__TASK BRIEF__.
Quote the entries word for word. Omit the pictures.
──────
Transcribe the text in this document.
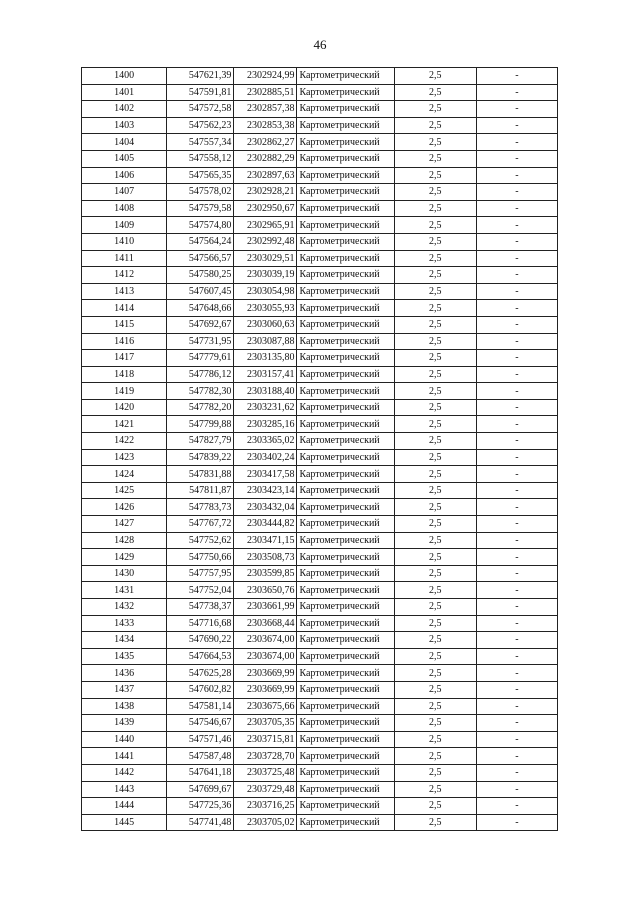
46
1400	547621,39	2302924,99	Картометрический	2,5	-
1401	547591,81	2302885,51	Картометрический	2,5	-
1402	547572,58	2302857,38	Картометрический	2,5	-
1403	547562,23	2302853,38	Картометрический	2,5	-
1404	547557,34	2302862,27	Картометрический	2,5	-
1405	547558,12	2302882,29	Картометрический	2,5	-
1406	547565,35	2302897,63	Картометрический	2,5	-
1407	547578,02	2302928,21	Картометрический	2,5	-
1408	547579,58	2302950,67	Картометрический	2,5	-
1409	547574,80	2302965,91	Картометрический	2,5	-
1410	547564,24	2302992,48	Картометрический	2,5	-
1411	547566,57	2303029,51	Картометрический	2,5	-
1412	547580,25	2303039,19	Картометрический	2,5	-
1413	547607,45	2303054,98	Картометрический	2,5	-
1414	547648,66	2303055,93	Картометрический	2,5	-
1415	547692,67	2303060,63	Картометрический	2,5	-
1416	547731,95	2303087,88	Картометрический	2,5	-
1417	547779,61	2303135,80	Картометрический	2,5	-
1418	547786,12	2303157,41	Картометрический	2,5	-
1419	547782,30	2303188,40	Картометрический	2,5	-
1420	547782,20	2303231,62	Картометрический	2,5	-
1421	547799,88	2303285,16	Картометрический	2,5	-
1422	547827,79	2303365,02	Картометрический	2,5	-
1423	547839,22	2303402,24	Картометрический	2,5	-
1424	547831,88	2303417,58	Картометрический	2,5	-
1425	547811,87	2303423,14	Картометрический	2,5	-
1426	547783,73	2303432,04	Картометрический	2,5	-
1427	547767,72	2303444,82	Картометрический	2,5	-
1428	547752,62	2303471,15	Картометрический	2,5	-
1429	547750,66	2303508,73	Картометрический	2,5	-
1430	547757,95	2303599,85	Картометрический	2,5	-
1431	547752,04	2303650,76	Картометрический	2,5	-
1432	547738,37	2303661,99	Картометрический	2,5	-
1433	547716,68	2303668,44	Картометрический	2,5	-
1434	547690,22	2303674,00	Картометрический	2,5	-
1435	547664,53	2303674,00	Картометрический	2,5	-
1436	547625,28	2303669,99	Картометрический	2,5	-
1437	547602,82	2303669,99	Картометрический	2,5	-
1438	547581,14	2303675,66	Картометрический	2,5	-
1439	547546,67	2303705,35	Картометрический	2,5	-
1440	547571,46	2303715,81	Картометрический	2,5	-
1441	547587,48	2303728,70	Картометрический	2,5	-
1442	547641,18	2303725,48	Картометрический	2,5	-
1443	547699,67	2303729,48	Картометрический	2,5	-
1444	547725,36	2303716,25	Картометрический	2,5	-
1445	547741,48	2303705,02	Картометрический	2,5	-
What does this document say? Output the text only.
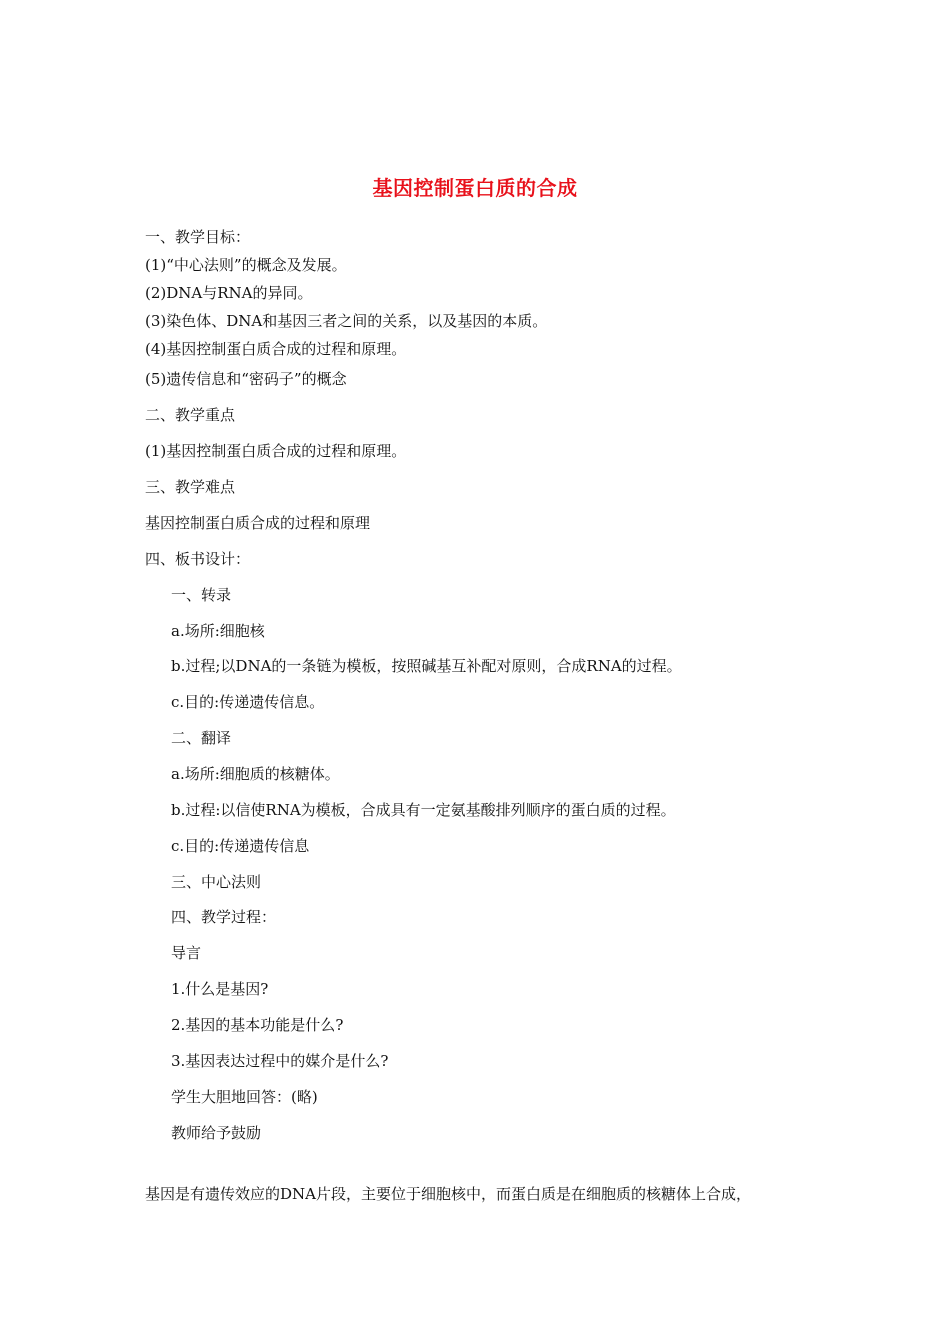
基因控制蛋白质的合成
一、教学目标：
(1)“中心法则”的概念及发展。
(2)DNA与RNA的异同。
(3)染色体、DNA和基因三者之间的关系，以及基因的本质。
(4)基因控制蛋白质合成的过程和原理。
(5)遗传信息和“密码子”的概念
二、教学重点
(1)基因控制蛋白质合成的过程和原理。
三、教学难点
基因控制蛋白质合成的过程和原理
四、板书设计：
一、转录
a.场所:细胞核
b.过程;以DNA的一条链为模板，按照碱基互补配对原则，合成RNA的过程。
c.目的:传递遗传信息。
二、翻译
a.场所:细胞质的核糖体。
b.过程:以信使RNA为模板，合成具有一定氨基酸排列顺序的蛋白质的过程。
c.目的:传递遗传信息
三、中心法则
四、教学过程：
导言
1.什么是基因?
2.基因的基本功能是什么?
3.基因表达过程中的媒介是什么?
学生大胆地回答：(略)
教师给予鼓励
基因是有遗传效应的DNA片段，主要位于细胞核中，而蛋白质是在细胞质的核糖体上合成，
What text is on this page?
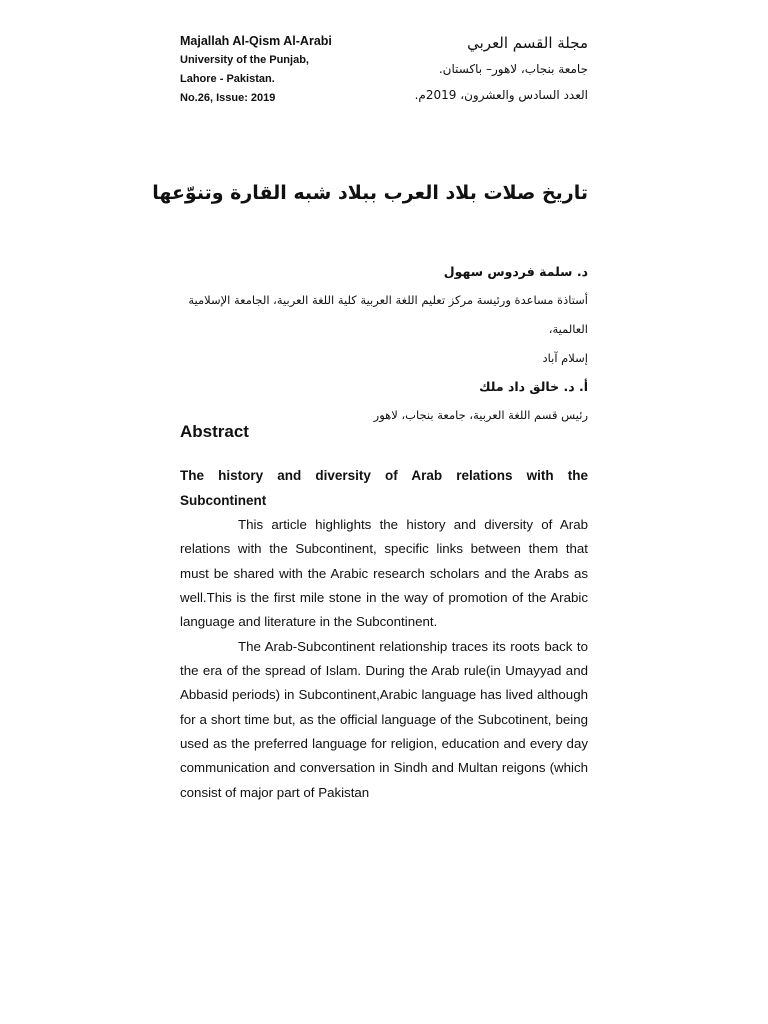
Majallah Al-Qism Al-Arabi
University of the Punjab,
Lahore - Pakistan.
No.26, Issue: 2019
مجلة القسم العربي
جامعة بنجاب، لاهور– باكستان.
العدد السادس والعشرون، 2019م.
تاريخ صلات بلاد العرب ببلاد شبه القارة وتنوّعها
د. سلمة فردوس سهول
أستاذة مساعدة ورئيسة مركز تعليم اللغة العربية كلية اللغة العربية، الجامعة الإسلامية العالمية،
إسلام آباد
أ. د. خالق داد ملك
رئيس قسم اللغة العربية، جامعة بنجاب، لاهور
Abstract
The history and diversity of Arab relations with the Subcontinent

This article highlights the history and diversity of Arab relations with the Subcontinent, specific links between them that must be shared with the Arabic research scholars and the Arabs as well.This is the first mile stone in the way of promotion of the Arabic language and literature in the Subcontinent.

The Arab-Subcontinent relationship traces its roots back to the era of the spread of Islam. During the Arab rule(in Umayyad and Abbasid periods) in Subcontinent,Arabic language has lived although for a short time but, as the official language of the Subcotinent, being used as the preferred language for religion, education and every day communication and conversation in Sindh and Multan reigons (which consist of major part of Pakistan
──────
__SOLUTION TO THE EXERCISE__.
Transcribe the text in this document.
46
1400	547621,39	2302924,99	Картометрический	2,5	-
1401	547591,81	2302885,51	Картометрический	2,5	-
1402	547572,58	2302857,38	Картометрический	2,5	-
1403	547562,23	2302853,38	Картометрический	2,5	-
1404	547557,34	2302862,27	Картометрический	2,5	-
1405	547558,12	2302882,29	Картометрический	2,5	-
1406	547565,35	2302897,63	Картометрический	2,5	-
1407	547578,02	2302928,21	Картометрический	2,5	-
1408	547579,58	2302950,67	Картометрический	2,5	-
1409	547574,80	2302965,91	Картометрический	2,5	-
1410	547564,24	2302992,48	Картометрический	2,5	-
1411	547566,57	2303029,51	Картометрический	2,5	-
1412	547580,25	2303039,19	Картометрический	2,5	-
1413	547607,45	2303054,98	Картометрический	2,5	-
1414	547648,66	2303055,93	Картометрический	2,5	-
1415	547692,67	2303060,63	Картометрический	2,5	-
1416	547731,95	2303087,88	Картометрический	2,5	-
1417	547779,61	2303135,80	Картометрический	2,5	-
1418	547786,12	2303157,41	Картометрический	2,5	-
1419	547782,30	2303188,40	Картометрический	2,5	-
1420	547782,20	2303231,62	Картометрический	2,5	-
1421	547799,88	2303285,16	Картометрический	2,5	-
1422	547827,79	2303365,02	Картометрический	2,5	-
1423	547839,22	2303402,24	Картометрический	2,5	-
1424	547831,88	2303417,58	Картометрический	2,5	-
1425	547811,87	2303423,14	Картометрический	2,5	-
1426	547783,73	2303432,04	Картометрический	2,5	-
1427	547767,72	2303444,82	Картометрический	2,5	-
1428	547752,62	2303471,15	Картометрический	2,5	-
1429	547750,66	2303508,73	Картометрический	2,5	-
1430	547757,95	2303599,85	Картометрический	2,5	-
1431	547752,04	2303650,76	Картометрический	2,5	-
1432	547738,37	2303661,99	Картометрический	2,5	-
1433	547716,68	2303668,44	Картометрический	2,5	-
1434	547690,22	2303674,00	Картометрический	2,5	-
1435	547664,53	2303674,00	Картометрический	2,5	-
1436	547625,28	2303669,99	Картометрический	2,5	-
1437	547602,82	2303669,99	Картометрический	2,5	-
1438	547581,14	2303675,66	Картометрический	2,5	-
1439	547546,67	2303705,35	Картометрический	2,5	-
1440	547571,46	2303715,81	Картометрический	2,5	-
1441	547587,48	2303728,70	Картометрический	2,5	-
1442	547641,18	2303725,48	Картометрический	2,5	-
1443	547699,67	2303729,48	Картометрический	2,5	-
1444	547725,36	2303716,25	Картометрический	2,5	-
1445	547741,48	2303705,02	Картометрический	2,5	-
What does this document say? Output the text only.
基因控制蛋白质的合成
一、教学目标：
(1)“中心法则”的概念及发展。
(2)DNA与RNA的异同。
(3)染色体、DNA和基因三者之间的关系，以及基因的本质。
(4)基因控制蛋白质合成的过程和原理。
(5)遗传信息和“密码子”的概念
二、教学重点
(1)基因控制蛋白质合成的过程和原理。
三、教学难点
基因控制蛋白质合成的过程和原理
四、板书设计：
一、转录
a.场所:细胞核
b.过程;以DNA的一条链为模板，按照碱基互补配对原则，合成RNA的过程。
c.目的:传递遗传信息。
二、翻译
a.场所:细胞质的核糖体。
b.过程:以信使RNA为模板，合成具有一定氨基酸排列顺序的蛋白质的过程。
c.目的:传递遗传信息
三、中心法则
四、教学过程：
导言
1.什么是基因?
2.基因的基本功能是什么?
3.基因表达过程中的媒介是什么?
学生大胆地回答：(略)
教师给予鼓励
基因是有遗传效应的DNA片段，主要位于细胞核中，而蛋白质是在细胞质的核糖体上合成，
What text is on this page?
Majallah Al-Qism Al-Arabi
University of the Punjab,
Lahore - Pakistan.
No.26, Issue: 2019
مجلة القسم العربي
جامعة بنجاب، لاهور– باكستان.
العدد السادس والعشرون، 2019م.
تاريخ صلات بلاد العرب ببلاد شبه القارة وتنوّعها
د. سلمة فردوس سهول
أستاذة مساعدة ورئيسة مركز تعليم اللغة العربية كلية اللغة العربية، الجامعة الإسلامية العالمية،
إسلام آباد
أ. د. خالق داد ملك
رئيس قسم اللغة العربية، جامعة بنجاب، لاهور
Abstract
The history and diversity of Arab relations with the Subcontinent

This article highlights the history and diversity of Arab relations with the Subcontinent, specific links between them that must be shared with the Arabic research scholars and the Arabs as well.This is the first mile stone in the way of promotion of the Arabic language and literature in the Subcontinent.

The Arab-Subcontinent relationship traces its roots back to the era of the spread of Islam. During the Arab rule(in Umayyad and Abbasid periods) in Subcontinent,Arabic language has lived although for a short time but, as the official language of the Subcotinent, being used as the preferred language for religion, education and every day communication and conversation in Sindh and Multan reigons (which consist of major part of Pakistan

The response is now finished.